PROVIDED INFORMATION:
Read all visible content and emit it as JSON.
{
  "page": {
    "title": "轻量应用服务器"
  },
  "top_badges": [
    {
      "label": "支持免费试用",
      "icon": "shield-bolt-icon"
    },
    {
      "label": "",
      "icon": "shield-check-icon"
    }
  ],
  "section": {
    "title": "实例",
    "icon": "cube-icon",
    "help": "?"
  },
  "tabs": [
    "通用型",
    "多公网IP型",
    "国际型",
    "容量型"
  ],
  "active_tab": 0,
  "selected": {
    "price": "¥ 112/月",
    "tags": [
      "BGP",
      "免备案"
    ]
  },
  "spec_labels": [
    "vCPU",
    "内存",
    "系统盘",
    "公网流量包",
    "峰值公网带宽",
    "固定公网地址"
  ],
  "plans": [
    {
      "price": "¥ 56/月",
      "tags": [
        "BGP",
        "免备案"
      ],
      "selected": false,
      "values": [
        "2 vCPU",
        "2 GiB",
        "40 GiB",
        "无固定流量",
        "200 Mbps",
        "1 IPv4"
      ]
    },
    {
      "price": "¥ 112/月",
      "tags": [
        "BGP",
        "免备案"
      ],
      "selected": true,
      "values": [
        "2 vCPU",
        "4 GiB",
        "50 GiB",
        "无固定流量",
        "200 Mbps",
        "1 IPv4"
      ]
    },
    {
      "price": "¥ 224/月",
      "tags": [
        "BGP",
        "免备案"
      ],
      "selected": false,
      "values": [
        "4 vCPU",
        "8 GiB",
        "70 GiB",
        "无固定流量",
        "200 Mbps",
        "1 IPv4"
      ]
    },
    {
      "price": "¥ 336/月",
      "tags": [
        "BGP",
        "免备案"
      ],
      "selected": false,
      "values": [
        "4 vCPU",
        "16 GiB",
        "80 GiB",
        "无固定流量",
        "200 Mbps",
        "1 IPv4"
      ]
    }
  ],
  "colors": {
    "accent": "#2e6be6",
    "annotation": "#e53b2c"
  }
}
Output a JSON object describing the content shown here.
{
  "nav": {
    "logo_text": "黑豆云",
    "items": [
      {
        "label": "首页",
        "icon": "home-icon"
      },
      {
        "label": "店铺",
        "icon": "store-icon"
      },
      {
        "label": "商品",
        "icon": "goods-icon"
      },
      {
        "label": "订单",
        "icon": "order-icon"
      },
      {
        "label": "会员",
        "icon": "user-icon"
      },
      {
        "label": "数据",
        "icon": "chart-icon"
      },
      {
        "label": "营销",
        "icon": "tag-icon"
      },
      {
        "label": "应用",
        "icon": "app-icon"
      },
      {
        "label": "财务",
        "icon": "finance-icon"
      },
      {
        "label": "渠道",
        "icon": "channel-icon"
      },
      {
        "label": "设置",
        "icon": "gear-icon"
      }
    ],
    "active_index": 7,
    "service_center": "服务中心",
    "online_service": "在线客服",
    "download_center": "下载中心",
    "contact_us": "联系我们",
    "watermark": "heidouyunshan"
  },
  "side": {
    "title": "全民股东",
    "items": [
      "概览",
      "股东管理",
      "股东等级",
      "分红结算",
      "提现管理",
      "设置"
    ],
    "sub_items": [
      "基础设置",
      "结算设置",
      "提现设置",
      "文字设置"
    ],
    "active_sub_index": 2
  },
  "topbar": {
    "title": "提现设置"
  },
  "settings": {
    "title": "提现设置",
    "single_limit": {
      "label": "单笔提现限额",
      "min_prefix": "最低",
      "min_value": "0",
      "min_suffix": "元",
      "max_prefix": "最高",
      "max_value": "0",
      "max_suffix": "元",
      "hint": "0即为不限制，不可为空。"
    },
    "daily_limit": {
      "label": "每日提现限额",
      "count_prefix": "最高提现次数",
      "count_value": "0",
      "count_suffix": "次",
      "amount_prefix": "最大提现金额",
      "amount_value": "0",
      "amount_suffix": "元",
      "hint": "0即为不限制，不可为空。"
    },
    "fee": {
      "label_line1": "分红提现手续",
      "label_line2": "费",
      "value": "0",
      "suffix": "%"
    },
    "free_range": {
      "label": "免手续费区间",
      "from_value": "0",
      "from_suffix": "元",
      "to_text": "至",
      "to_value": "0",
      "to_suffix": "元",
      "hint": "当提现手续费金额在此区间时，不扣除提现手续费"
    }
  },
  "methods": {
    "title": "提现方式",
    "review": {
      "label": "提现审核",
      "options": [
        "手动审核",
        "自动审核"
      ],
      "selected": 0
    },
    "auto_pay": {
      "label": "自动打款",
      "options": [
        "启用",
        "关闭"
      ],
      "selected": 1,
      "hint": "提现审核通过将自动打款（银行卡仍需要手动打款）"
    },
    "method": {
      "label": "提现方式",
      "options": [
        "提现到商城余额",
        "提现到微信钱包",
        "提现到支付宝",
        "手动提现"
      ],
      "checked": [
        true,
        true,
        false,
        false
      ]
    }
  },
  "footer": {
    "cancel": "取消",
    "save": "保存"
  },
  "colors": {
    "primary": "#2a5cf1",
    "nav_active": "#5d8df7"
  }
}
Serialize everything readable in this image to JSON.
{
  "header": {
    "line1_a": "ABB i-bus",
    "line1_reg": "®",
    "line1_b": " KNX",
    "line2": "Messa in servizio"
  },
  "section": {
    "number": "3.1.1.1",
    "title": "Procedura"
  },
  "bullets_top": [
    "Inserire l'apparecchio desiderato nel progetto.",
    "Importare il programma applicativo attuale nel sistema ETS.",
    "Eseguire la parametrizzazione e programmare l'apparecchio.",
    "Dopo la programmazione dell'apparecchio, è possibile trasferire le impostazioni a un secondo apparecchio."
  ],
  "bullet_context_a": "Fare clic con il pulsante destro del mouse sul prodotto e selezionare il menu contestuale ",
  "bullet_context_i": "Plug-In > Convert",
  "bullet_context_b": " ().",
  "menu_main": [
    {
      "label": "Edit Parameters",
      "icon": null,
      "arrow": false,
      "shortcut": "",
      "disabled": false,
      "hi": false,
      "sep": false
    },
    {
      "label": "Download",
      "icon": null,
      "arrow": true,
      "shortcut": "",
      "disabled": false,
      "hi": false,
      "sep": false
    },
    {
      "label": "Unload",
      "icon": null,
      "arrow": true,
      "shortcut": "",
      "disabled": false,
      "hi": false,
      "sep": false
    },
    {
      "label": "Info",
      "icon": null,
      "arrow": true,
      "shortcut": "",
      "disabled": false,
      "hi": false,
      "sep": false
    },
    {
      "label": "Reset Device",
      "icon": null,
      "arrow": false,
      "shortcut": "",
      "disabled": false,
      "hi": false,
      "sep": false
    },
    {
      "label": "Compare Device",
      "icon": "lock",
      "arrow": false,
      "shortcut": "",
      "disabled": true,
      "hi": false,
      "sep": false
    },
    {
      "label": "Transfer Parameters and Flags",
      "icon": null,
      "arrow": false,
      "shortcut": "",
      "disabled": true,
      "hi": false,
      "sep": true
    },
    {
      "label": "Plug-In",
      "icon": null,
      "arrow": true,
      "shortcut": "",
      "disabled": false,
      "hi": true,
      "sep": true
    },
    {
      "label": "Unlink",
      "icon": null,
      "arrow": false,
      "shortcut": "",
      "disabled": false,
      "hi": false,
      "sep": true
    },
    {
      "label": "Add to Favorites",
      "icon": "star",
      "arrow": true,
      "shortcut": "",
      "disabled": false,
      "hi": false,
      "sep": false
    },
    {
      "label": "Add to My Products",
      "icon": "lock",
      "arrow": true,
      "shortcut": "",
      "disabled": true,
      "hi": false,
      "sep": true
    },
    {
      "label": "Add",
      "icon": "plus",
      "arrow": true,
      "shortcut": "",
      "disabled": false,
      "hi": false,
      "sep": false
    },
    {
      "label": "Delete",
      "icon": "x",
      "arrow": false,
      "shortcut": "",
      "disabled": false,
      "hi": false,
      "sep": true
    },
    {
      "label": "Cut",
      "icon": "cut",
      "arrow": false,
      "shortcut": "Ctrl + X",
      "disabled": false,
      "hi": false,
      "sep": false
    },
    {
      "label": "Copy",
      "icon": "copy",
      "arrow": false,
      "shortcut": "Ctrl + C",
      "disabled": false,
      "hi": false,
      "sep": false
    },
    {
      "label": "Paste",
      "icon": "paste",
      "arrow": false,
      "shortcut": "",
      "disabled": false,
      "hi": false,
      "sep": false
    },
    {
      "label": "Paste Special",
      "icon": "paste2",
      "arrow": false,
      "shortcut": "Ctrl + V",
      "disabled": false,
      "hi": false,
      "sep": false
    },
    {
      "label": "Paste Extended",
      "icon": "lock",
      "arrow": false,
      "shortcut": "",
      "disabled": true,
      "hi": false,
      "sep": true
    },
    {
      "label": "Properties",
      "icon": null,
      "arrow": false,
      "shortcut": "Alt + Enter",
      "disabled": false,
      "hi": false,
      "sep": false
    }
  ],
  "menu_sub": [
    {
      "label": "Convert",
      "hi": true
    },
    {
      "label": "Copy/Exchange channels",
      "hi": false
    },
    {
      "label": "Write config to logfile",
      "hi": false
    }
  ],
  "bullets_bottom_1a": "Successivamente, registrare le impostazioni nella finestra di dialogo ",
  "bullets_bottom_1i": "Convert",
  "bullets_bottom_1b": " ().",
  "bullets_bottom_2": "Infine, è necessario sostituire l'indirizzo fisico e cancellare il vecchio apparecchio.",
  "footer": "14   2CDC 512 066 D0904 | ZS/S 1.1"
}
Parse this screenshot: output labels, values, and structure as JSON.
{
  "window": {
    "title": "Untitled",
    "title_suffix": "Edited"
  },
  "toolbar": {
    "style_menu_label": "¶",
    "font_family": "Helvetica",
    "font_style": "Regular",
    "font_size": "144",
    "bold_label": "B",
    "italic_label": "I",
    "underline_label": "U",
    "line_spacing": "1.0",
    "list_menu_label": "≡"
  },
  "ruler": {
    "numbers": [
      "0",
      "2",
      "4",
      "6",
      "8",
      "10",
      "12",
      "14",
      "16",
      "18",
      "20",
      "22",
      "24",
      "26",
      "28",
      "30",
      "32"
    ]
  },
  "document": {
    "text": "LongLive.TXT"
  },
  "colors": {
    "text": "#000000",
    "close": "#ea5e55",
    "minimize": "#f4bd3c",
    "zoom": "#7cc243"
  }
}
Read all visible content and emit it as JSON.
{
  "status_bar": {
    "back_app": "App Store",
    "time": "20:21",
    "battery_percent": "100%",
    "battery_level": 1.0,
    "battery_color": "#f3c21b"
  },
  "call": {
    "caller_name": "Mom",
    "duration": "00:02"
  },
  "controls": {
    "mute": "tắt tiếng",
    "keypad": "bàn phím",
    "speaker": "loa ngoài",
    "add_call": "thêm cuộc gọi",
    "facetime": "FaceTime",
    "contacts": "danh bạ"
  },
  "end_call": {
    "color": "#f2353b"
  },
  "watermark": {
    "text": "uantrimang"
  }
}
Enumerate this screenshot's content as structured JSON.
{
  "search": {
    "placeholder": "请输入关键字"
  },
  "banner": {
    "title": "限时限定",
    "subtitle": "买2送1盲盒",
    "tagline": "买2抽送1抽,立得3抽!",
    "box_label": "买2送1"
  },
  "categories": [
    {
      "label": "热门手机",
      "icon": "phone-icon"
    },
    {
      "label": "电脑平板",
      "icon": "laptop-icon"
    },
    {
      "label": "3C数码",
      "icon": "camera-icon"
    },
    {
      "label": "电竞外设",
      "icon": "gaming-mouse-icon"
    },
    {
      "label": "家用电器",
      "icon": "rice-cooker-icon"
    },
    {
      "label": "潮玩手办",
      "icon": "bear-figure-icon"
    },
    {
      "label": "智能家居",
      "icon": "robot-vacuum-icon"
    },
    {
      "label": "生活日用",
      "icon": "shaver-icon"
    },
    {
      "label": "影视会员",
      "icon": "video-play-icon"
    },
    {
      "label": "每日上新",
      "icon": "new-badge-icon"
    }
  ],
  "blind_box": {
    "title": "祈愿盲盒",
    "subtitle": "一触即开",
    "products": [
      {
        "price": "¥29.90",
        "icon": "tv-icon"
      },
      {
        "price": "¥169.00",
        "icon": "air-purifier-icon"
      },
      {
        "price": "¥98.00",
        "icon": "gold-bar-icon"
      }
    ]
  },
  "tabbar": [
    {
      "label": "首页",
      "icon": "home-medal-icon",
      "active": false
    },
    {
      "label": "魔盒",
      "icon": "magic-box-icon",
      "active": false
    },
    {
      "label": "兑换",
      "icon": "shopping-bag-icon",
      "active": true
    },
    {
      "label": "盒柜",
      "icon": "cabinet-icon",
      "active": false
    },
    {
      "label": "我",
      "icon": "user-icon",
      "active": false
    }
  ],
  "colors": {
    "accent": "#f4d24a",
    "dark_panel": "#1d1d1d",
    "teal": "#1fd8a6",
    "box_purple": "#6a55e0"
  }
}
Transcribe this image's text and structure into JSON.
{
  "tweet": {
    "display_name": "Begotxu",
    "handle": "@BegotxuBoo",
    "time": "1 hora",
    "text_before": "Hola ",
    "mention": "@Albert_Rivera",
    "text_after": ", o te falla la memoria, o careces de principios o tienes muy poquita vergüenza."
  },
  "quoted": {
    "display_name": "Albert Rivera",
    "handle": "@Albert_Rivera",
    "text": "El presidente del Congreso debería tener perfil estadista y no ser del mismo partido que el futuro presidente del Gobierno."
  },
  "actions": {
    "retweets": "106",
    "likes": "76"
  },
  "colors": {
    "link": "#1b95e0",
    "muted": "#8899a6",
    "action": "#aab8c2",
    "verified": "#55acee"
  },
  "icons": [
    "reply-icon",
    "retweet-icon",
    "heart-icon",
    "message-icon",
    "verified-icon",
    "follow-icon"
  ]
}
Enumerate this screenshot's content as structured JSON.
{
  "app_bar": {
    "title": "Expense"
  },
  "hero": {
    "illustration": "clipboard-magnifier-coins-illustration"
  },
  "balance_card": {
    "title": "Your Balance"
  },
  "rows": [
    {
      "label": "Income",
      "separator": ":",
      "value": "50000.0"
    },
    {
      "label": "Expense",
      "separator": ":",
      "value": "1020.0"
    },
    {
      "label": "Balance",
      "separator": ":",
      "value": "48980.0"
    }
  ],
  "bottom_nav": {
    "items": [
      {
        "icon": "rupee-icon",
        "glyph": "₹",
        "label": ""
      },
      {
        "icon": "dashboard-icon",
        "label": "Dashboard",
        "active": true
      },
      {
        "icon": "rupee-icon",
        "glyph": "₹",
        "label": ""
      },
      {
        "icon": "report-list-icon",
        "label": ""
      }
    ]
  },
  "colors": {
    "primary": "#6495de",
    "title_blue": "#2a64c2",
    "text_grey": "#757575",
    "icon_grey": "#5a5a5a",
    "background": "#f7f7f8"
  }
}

WHAT YOU HAVE TO DO:
Copy out each line of the data containing the string "image".

IN RESPONSE:
Serialize everything readable in this image to JSON.
Transcribe this image's text and structure into JSON.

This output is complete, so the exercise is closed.